[Stored data]

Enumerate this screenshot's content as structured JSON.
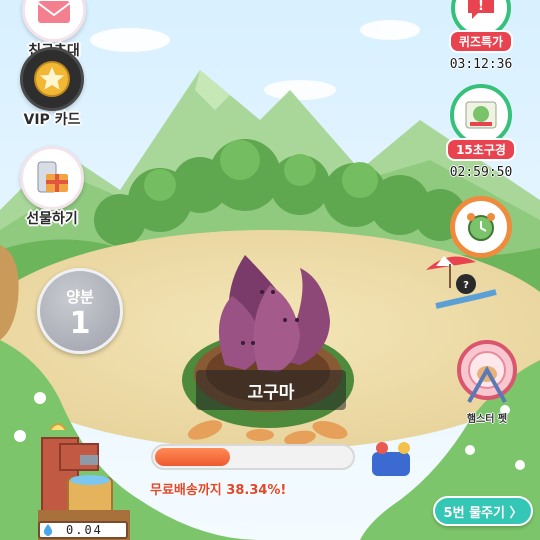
{
  "left_menu": {
    "invite": {
      "label": "친구초대",
      "icon": "envelope-icon"
    },
    "vip": {
      "label": "VIP 카드",
      "icon": "star-medal-icon"
    },
    "gift": {
      "label": "선물하기",
      "icon": "gift-phone-icon"
    }
  },
  "right_menu": {
    "quiz": {
      "label": "퀴즈특가",
      "timer": "03:12:36",
      "icon": "quiz-bubble-icon"
    },
    "fifteen": {
      "label": "15초구경",
      "timer": "02:59:50",
      "icon": "photo-frame-icon"
    },
    "alarm": {
      "icon": "alarm-clock-icon"
    },
    "beach": {
      "icon": "beach-chair-icon"
    },
    "hamster": {
      "label": "햄스터 펫",
      "icon": "hamster-wheel-icon"
    }
  },
  "nutrient": {
    "label": "양분",
    "value": "1"
  },
  "plant": {
    "name": "고구마"
  },
  "progress": {
    "value": 0.3834,
    "text": "무료배송까지 38.34%!"
  },
  "water_button": {
    "label": "5번 물주기 〉"
  },
  "water_counter": {
    "value": "0.04",
    "icon": "water-drop-icon"
  },
  "colors": {
    "progress_fill": "#ee5a2e",
    "water_button": "#35c7b5",
    "accent_red": "#e8434f"
  }
}
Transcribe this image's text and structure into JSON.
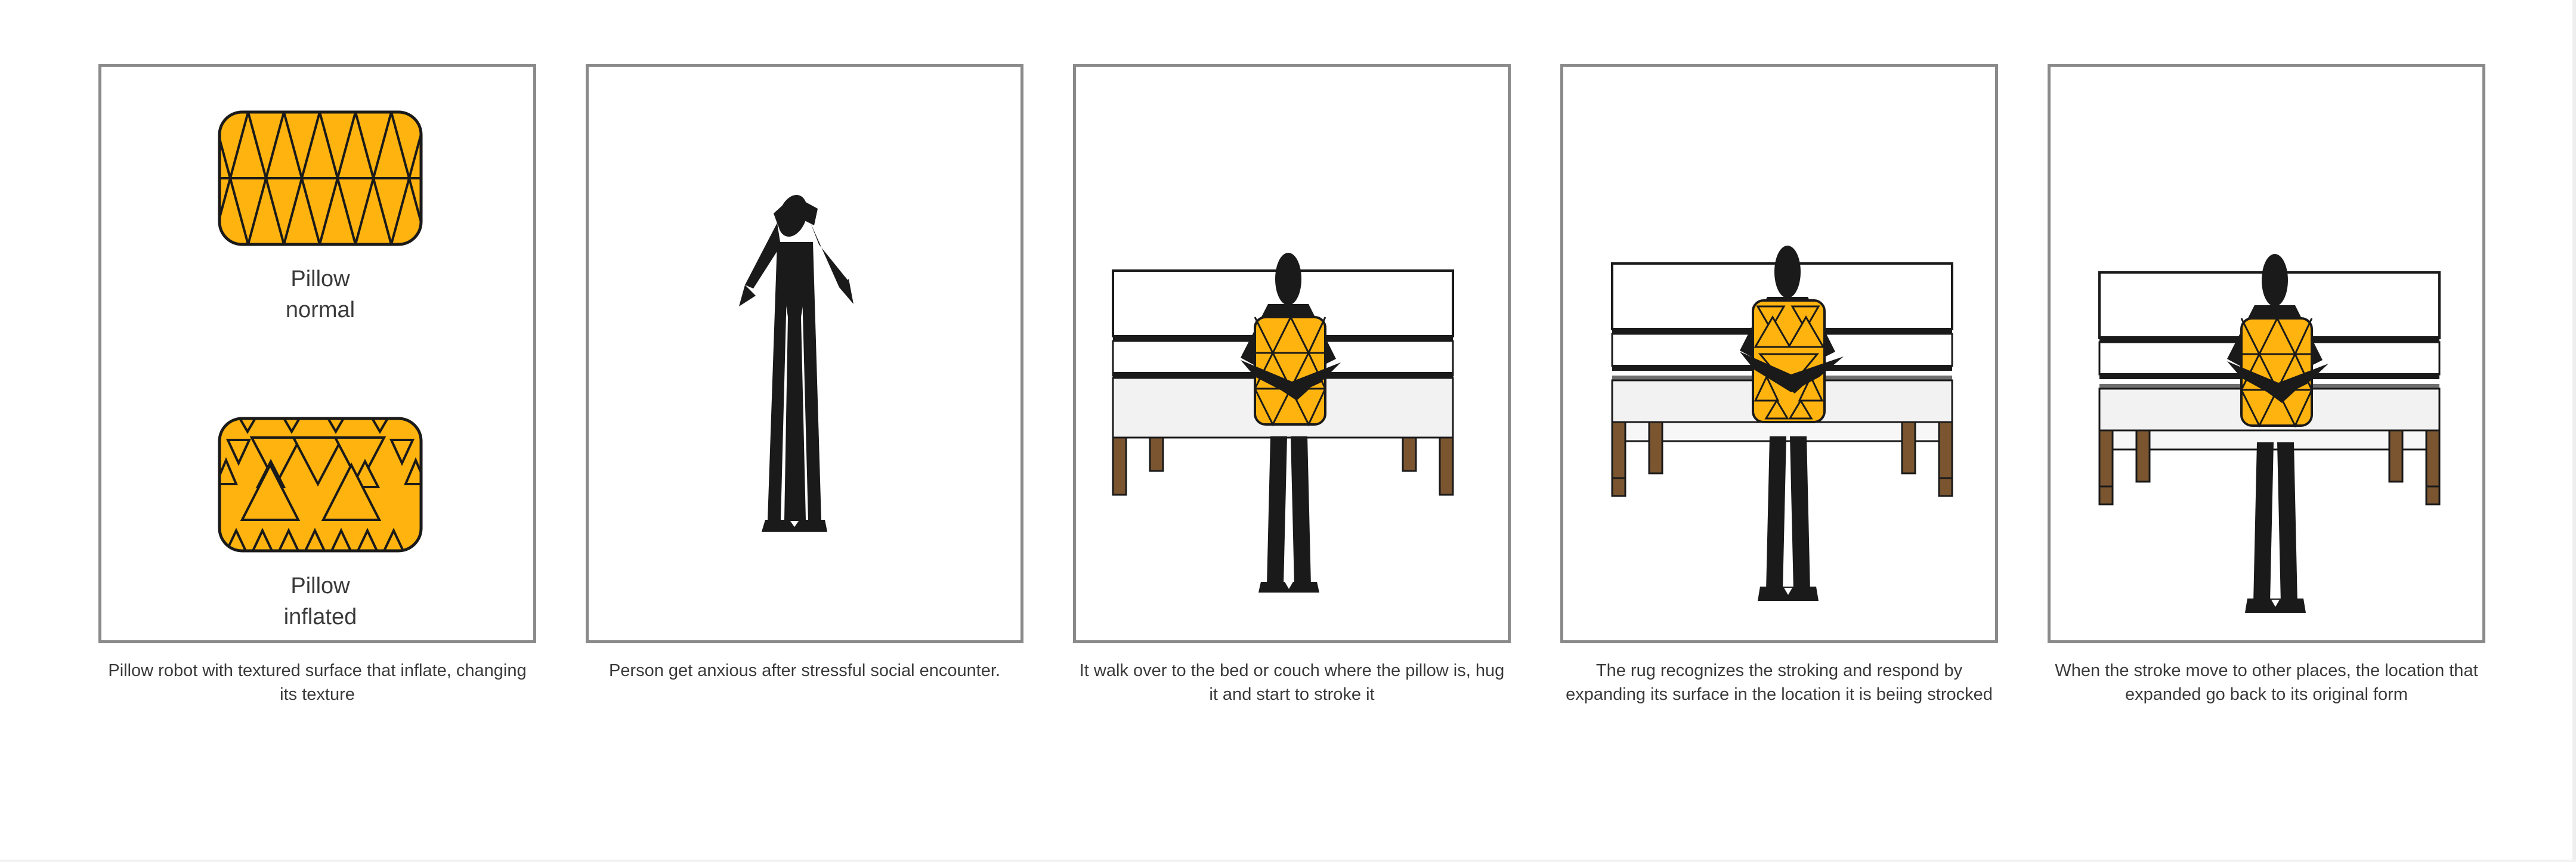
{
  "panels": [
    {
      "caption": "Pillow robot with textured surface that inflate, changing its texture",
      "labels": {
        "normal_line1": "Pillow",
        "normal_line2": "normal",
        "inflated_line1": "Pillow",
        "inflated_line2": "inflated"
      }
    },
    {
      "caption": "Person get anxious after stressful social encounter."
    },
    {
      "caption": "It walk over to the bed or couch where the pillow is, hug it and start to stroke it"
    },
    {
      "caption": "The rug recognizes the stroking and respond by expanding its surface in the location it is beiing strocked"
    },
    {
      "caption": "When the stroke move to other places, the location that expanded go back to its original form"
    }
  ],
  "colors": {
    "pillow": "#FFB30F",
    "figure": "#1a1a1a",
    "frame_border": "#8a8a8a",
    "bed_legs": "#7a5530"
  }
}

#### Written instruction:
Repeat the lines above exactly, and keep every picture out.

#### Output for this exercise:
Enumerate this screenshot's content as structured JSON.
{
  "left_menu": {
    "invite": {
      "label": "친구초대",
      "icon": "envelope-icon"
    },
    "vip": {
      "label": "VIP 카드",
      "icon": "star-medal-icon"
    },
    "gift": {
      "label": "선물하기",
      "icon": "gift-phone-icon"
    }
  },
  "right_menu": {
    "quiz": {
      "label": "퀴즈특가",
      "timer": "03:12:36",
      "icon": "quiz-bubble-icon"
    },
    "fifteen": {
      "label": "15초구경",
      "timer": "02:59:50",
      "icon": "photo-frame-icon"
    },
    "alarm": {
      "icon": "alarm-clock-icon"
    },
    "beach": {
      "icon": "beach-chair-icon"
    },
    "hamster": {
      "label": "햄스터 펫",
      "icon": "hamster-wheel-icon"
    }
  },
  "nutrient": {
    "label": "양분",
    "value": "1"
  },
  "plant": {
    "name": "고구마"
  },
  "progress": {
    "value": 0.3834,
    "text": "무료배송까지 38.34%!"
  },
  "water_button": {
    "label": "5번 물주기 〉"
  },
  "water_counter": {
    "value": "0.04",
    "icon": "water-drop-icon"
  },
  "colors": {
    "progress_fill": "#ee5a2e",
    "water_button": "#35c7b5",
    "accent_red": "#e8434f"
  }
}
Transcribe this image's text and structure into JSON.
{
  "panels": [
    {
      "caption": "Pillow robot with textured surface that inflate, changing its texture",
      "labels": {
        "normal_line1": "Pillow",
        "normal_line2": "normal",
        "inflated_line1": "Pillow",
        "inflated_line2": "inflated"
      }
    },
    {
      "caption": "Person get anxious after stressful social encounter."
    },
    {
      "caption": "It walk over to the bed or couch where the pillow is, hug it and start to stroke it"
    },
    {
      "caption": "The rug recognizes the stroking and respond by expanding its surface in the location it is beiing strocked"
    },
    {
      "caption": "When the stroke move to other places, the location that expanded go back to its original form"
    }
  ],
  "colors": {
    "pillow": "#FFB30F",
    "figure": "#1a1a1a",
    "frame_border": "#8a8a8a",
    "bed_legs": "#7a5530"
  }
}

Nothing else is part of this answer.